*What you should do*. Establish how many lines in the material include the string "новини" and report it as a lone number.

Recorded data
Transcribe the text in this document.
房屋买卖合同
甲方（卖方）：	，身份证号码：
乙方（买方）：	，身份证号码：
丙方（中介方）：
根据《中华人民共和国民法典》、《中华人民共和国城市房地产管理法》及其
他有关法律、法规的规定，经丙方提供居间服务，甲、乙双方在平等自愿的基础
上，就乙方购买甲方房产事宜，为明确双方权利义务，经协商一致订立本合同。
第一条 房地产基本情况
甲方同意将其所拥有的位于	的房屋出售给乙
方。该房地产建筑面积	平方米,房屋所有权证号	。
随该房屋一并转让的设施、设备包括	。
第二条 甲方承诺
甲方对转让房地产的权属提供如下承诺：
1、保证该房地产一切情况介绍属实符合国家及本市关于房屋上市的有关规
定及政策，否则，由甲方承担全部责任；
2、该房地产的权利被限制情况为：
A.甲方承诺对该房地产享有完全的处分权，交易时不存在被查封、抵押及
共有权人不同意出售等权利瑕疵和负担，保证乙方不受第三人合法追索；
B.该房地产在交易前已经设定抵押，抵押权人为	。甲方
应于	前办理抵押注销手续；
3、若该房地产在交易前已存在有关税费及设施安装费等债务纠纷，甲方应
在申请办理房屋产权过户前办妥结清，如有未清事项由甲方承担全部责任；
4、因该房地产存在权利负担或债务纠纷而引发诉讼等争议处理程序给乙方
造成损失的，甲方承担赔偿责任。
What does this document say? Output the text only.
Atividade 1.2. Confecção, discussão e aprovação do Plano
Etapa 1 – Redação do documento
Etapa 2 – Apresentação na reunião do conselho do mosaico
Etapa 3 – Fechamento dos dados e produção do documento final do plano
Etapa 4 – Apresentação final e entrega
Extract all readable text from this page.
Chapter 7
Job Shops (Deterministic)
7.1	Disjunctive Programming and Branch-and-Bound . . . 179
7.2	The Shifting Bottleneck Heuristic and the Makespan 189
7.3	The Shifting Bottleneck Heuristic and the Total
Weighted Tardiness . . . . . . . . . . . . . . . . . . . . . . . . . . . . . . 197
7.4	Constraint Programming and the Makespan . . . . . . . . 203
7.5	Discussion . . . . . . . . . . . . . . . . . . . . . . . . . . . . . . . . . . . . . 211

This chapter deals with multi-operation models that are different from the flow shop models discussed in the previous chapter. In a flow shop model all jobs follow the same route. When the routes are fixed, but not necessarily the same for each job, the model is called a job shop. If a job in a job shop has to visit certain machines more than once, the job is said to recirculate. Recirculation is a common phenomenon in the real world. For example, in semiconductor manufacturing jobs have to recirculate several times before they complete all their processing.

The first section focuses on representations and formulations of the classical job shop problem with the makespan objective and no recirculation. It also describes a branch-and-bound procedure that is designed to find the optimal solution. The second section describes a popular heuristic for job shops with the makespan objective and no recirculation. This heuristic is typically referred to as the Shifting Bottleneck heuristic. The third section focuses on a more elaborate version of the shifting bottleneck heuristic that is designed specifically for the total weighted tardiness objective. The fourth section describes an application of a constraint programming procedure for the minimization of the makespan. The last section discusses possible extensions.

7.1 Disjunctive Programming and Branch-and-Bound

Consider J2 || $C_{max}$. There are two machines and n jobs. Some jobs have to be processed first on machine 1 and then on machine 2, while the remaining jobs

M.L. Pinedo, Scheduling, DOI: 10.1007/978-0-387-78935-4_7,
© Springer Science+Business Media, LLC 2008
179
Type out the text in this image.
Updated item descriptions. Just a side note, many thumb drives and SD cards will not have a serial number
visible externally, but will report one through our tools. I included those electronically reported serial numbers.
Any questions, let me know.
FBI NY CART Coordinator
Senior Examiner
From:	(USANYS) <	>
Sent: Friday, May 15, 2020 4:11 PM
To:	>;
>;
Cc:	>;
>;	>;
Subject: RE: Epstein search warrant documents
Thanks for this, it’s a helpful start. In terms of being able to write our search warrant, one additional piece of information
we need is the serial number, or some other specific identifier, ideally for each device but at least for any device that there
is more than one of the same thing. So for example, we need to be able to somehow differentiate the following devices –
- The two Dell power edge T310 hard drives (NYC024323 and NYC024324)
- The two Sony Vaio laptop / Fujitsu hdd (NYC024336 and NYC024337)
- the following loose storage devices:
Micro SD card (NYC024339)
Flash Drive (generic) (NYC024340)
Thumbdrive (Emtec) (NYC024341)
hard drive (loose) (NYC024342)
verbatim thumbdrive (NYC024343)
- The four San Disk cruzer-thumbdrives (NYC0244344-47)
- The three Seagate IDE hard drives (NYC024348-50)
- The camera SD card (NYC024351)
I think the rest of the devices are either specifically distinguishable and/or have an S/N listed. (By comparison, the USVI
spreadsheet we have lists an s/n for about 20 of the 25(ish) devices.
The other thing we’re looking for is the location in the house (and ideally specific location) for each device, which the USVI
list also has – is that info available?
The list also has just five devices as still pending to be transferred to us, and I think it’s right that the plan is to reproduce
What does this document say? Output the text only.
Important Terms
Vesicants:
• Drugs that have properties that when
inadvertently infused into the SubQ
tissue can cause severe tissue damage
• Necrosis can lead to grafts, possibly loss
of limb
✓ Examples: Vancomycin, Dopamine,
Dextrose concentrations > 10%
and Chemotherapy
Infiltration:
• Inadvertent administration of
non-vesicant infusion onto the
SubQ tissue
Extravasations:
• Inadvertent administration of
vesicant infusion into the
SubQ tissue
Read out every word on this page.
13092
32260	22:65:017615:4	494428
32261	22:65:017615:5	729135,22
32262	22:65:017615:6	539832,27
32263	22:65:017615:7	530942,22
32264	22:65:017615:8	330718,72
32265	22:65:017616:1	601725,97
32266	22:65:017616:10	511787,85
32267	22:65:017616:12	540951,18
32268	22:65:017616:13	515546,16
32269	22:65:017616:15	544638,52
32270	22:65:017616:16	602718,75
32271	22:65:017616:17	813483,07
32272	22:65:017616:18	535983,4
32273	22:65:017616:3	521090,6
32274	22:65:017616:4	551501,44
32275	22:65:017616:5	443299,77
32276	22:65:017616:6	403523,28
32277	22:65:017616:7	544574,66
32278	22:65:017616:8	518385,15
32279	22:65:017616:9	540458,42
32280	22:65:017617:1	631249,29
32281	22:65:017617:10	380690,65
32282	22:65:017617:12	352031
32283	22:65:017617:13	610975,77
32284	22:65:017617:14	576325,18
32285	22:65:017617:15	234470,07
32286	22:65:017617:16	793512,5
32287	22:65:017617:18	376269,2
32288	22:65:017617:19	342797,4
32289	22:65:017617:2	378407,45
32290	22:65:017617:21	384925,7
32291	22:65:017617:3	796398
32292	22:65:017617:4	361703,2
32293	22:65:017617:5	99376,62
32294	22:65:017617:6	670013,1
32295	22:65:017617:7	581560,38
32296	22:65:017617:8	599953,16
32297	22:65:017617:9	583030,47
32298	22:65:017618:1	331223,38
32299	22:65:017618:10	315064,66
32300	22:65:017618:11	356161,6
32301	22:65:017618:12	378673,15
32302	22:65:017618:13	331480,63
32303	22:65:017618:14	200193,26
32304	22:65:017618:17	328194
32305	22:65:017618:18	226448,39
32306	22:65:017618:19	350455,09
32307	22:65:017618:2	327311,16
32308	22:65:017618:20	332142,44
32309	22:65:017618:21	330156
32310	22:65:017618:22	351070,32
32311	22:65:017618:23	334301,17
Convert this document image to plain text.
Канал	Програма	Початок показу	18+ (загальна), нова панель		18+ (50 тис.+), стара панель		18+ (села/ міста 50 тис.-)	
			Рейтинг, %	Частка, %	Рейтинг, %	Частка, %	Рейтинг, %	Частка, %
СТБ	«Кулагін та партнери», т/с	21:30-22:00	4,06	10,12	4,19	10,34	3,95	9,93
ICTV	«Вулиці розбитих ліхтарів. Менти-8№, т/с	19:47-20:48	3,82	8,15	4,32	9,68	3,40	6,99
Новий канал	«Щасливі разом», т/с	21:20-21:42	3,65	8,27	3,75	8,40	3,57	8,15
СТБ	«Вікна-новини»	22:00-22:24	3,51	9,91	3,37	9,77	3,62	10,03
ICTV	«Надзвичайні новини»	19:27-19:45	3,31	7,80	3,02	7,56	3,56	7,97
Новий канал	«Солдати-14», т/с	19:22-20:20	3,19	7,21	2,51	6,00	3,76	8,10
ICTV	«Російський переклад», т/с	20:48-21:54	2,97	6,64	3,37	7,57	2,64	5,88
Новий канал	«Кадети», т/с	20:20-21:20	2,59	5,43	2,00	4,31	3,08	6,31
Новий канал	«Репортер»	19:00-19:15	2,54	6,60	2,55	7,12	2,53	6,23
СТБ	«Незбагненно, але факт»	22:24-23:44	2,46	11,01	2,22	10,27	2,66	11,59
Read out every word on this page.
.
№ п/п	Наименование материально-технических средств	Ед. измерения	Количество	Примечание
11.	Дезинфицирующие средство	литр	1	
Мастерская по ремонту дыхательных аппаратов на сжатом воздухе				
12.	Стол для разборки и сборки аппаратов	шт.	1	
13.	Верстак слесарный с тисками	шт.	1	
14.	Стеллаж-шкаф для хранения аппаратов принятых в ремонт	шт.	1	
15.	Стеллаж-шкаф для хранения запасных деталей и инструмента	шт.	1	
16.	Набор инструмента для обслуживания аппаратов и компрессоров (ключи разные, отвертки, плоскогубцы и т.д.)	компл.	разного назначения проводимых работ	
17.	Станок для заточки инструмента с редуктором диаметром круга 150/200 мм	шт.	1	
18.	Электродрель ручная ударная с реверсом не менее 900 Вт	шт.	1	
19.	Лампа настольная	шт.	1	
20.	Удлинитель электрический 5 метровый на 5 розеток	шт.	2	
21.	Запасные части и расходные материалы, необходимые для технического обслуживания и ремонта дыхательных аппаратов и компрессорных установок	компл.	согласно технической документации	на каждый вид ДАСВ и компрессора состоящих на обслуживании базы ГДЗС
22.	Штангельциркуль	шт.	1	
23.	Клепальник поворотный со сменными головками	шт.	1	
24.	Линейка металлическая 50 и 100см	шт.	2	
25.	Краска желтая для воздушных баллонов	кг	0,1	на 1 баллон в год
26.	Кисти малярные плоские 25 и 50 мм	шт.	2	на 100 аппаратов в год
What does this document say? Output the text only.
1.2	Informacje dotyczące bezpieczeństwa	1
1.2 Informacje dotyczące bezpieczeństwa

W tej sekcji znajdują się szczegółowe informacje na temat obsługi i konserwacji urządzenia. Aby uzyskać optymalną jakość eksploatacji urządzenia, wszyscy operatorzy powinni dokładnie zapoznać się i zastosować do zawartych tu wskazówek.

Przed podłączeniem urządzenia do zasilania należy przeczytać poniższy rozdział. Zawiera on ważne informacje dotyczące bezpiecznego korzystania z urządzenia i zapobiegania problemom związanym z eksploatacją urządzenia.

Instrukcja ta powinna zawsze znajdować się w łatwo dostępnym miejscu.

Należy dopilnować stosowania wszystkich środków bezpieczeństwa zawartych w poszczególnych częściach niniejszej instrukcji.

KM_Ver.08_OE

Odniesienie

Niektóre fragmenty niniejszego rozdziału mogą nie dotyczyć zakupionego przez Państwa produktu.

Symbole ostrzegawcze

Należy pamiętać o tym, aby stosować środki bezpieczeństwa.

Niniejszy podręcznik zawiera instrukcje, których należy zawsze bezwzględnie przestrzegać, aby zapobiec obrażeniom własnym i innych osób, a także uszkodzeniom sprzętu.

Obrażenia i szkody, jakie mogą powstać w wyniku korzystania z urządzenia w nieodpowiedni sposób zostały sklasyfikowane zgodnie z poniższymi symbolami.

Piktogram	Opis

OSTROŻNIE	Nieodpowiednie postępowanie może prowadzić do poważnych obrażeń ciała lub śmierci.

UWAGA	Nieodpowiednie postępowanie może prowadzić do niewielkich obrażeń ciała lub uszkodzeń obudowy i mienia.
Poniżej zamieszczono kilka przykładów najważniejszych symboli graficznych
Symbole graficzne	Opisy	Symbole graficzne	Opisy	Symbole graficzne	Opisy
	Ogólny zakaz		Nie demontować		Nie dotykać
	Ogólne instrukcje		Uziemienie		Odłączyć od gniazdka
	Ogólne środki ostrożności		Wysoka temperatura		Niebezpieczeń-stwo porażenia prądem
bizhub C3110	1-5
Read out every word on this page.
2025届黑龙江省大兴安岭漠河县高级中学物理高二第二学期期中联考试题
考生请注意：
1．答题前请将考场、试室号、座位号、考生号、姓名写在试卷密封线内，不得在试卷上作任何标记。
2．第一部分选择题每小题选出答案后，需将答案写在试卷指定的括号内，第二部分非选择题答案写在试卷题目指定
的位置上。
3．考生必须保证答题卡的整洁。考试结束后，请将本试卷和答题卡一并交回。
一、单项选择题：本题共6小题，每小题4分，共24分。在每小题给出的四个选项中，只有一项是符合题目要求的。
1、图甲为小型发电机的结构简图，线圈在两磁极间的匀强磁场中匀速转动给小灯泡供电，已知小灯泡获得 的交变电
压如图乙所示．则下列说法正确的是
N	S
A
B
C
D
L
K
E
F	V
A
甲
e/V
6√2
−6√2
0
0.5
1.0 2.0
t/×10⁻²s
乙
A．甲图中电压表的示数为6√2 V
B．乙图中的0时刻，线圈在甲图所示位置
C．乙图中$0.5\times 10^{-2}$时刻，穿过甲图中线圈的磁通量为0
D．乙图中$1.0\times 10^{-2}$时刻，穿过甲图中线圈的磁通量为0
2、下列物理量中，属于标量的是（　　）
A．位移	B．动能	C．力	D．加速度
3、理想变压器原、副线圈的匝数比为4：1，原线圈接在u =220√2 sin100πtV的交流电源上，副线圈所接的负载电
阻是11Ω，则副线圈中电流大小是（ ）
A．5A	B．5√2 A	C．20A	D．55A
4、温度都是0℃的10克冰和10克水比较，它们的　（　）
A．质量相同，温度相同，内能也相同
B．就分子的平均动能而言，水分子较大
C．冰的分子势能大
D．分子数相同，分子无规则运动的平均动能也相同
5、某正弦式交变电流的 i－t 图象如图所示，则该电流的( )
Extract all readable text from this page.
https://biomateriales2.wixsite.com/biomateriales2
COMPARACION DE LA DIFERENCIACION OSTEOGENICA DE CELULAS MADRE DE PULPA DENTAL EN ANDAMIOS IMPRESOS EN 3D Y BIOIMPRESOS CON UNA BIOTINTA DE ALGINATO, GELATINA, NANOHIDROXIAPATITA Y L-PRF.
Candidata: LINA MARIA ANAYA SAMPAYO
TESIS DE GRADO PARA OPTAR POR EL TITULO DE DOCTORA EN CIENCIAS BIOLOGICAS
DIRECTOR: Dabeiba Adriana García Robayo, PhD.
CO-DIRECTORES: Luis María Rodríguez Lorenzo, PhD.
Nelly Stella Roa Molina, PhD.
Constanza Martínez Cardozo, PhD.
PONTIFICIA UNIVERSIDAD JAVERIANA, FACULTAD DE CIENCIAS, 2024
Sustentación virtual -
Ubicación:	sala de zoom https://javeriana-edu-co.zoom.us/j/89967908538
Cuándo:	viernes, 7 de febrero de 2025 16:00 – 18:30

*Result below*. 2